=== YOUR OBJECTIVE ===
In the listing below, find every line containing "uploads" and copy it out.

— begin RAW DATA —

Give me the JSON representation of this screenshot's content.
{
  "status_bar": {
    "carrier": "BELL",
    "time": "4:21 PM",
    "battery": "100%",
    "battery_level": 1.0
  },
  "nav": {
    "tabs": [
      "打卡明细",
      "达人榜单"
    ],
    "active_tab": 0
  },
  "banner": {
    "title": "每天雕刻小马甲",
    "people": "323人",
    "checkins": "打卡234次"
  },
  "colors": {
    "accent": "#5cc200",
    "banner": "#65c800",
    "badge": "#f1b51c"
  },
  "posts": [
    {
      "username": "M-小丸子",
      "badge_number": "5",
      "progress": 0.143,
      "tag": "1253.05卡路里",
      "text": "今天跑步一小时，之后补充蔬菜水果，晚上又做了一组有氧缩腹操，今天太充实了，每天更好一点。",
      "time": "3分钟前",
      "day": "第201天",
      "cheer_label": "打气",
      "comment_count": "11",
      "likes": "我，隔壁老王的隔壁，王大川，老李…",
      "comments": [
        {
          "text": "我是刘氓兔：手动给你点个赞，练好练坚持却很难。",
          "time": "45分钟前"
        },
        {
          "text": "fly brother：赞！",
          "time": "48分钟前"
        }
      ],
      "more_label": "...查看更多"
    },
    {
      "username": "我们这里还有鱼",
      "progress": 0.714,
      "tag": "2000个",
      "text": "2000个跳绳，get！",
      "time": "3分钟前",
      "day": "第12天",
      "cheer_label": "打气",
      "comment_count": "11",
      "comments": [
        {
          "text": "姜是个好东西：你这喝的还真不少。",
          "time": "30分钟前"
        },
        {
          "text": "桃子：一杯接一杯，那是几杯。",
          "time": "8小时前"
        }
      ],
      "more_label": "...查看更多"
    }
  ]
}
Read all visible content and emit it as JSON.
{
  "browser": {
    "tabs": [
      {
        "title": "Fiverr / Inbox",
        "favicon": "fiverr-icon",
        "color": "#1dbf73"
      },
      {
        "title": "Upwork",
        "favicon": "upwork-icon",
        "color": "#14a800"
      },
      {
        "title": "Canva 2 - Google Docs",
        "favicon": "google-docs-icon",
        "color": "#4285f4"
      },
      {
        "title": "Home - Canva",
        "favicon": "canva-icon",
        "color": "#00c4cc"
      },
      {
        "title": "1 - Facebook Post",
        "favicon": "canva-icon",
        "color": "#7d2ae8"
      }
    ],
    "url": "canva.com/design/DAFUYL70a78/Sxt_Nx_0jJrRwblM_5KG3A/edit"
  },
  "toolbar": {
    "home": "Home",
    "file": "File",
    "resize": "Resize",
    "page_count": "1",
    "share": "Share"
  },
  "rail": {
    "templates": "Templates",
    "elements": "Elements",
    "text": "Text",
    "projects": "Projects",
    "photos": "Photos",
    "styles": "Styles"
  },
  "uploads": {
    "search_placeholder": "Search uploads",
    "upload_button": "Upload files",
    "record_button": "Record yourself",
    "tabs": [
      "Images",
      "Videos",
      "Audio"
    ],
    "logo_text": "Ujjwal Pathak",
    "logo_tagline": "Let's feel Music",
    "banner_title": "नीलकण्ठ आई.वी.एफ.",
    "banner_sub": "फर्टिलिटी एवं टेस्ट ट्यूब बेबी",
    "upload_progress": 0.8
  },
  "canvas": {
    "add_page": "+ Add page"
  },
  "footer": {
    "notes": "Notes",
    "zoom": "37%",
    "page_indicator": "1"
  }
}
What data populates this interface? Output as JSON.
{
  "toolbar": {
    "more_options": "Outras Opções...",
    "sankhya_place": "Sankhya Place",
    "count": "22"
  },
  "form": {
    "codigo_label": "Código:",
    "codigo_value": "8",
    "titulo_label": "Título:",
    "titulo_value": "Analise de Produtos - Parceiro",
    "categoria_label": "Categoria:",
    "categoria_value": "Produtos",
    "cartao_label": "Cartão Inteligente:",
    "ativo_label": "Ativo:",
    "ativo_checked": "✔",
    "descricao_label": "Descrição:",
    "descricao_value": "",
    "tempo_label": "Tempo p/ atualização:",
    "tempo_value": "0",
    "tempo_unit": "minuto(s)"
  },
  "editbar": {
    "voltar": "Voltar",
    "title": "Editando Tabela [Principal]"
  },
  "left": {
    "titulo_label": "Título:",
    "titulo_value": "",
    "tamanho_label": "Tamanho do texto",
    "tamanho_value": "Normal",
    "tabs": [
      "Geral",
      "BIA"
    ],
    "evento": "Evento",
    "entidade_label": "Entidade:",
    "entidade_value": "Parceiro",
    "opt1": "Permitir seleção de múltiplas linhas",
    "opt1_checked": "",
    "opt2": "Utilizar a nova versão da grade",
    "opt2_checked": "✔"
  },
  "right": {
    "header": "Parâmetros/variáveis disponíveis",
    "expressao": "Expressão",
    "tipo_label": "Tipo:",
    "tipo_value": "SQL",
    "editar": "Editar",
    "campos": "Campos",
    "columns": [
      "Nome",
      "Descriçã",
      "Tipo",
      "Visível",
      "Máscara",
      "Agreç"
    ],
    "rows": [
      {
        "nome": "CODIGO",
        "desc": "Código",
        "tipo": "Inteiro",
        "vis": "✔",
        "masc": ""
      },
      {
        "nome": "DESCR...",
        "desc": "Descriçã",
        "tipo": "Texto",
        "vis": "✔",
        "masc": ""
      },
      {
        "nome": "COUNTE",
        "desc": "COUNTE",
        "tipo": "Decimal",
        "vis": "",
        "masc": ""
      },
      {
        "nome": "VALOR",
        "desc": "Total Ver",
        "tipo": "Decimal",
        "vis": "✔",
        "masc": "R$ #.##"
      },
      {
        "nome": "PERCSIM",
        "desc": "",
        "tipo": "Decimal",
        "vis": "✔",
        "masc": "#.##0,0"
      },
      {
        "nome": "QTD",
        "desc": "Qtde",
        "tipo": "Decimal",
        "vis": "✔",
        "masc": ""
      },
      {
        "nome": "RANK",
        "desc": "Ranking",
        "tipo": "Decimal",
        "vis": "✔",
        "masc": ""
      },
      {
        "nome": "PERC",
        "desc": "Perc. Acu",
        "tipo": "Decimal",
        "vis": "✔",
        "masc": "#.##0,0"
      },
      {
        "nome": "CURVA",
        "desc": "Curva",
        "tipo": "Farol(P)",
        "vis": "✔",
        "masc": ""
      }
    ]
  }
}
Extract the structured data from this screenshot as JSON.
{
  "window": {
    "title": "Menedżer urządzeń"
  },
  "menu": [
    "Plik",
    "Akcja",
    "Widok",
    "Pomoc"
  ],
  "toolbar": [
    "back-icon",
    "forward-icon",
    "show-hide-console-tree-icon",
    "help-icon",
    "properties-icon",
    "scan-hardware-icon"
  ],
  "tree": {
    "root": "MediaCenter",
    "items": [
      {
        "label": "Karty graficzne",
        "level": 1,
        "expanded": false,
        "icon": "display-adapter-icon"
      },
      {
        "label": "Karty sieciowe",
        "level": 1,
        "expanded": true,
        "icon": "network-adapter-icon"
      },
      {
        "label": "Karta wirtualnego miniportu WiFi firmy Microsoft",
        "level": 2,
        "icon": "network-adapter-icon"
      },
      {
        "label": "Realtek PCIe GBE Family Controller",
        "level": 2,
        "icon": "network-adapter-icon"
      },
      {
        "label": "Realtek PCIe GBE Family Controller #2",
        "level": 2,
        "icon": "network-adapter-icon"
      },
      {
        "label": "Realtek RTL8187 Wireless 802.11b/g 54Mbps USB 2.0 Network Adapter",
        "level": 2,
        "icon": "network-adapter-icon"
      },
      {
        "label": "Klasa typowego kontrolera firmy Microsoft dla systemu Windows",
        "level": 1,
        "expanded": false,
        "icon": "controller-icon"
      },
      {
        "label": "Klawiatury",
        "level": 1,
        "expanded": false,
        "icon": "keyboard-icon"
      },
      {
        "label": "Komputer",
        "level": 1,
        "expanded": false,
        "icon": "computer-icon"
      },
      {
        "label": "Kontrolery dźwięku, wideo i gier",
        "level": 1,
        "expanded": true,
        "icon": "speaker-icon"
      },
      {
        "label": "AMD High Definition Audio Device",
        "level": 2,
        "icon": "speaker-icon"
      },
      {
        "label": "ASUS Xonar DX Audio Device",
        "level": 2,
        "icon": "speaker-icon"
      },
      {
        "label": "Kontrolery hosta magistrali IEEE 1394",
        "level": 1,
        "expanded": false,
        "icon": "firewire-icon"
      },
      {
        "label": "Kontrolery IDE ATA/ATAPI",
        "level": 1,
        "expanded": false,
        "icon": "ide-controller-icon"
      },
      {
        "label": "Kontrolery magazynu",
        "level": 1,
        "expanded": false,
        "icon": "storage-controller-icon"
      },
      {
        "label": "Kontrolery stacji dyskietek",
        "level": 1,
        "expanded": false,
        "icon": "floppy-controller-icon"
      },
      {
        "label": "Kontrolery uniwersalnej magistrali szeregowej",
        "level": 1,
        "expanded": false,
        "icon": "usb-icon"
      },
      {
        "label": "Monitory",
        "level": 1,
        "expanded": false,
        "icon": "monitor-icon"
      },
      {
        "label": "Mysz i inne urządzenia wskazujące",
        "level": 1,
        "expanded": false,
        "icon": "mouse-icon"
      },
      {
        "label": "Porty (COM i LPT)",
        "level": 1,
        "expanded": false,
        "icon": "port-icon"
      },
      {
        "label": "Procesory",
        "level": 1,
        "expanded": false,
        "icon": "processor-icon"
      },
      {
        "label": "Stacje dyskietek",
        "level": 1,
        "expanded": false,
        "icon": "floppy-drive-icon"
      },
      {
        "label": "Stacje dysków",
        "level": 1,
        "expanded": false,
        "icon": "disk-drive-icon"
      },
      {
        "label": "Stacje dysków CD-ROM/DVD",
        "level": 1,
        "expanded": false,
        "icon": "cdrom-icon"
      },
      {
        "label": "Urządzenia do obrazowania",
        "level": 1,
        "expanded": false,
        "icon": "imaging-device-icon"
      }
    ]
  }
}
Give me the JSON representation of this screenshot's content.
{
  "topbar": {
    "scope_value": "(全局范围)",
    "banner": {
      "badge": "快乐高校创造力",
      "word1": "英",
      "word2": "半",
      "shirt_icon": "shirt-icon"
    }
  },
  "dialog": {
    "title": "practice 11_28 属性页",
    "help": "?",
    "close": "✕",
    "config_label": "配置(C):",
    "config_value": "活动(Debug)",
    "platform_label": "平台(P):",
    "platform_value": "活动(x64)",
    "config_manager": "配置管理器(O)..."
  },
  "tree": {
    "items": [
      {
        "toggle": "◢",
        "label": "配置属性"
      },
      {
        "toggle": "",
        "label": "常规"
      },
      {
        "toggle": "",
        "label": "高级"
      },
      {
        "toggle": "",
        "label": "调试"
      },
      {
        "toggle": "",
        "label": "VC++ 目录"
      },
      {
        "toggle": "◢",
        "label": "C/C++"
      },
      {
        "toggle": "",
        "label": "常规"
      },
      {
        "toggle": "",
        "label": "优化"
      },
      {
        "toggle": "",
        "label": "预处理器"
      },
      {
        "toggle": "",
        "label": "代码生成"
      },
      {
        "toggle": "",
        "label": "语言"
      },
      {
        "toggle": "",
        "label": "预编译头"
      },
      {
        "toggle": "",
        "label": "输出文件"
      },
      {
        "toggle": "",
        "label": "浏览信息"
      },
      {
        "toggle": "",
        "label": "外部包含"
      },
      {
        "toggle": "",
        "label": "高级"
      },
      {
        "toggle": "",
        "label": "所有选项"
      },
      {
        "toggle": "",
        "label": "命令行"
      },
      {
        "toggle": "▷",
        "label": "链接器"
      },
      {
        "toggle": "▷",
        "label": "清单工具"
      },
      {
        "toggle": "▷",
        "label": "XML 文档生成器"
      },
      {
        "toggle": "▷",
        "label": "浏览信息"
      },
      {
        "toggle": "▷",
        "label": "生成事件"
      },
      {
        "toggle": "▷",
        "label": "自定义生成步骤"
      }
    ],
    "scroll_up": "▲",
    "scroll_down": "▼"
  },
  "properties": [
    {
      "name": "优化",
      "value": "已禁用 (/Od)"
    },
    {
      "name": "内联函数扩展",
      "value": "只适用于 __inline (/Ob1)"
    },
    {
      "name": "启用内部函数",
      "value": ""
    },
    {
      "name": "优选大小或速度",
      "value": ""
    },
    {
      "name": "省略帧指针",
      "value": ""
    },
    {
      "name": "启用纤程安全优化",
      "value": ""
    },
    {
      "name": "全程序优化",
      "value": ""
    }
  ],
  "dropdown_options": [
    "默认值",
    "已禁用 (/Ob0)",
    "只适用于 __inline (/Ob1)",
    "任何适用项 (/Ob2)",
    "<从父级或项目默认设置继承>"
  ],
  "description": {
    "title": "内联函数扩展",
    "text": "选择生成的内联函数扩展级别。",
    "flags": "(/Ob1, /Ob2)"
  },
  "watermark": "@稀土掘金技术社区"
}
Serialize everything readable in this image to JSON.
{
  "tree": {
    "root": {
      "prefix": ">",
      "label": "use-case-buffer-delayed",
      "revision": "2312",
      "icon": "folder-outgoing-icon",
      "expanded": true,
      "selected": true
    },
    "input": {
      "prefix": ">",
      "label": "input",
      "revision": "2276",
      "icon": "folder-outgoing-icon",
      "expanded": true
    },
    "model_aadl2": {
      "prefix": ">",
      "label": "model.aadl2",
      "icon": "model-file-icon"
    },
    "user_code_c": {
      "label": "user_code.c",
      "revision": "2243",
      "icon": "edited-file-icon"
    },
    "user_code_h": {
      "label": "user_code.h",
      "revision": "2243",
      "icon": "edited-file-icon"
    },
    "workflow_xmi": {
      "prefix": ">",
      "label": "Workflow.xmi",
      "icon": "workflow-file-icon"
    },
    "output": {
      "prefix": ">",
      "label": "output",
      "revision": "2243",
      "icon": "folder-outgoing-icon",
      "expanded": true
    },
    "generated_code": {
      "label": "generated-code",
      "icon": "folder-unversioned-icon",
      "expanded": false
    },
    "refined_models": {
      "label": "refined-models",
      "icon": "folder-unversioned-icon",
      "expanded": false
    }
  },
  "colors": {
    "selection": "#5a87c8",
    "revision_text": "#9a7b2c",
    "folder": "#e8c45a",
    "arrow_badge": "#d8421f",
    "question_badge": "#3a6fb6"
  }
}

— end RAW DATA —

=== WORKED ANSWER ===
  "uploads": {
    "search_placeholder": "Search uploads",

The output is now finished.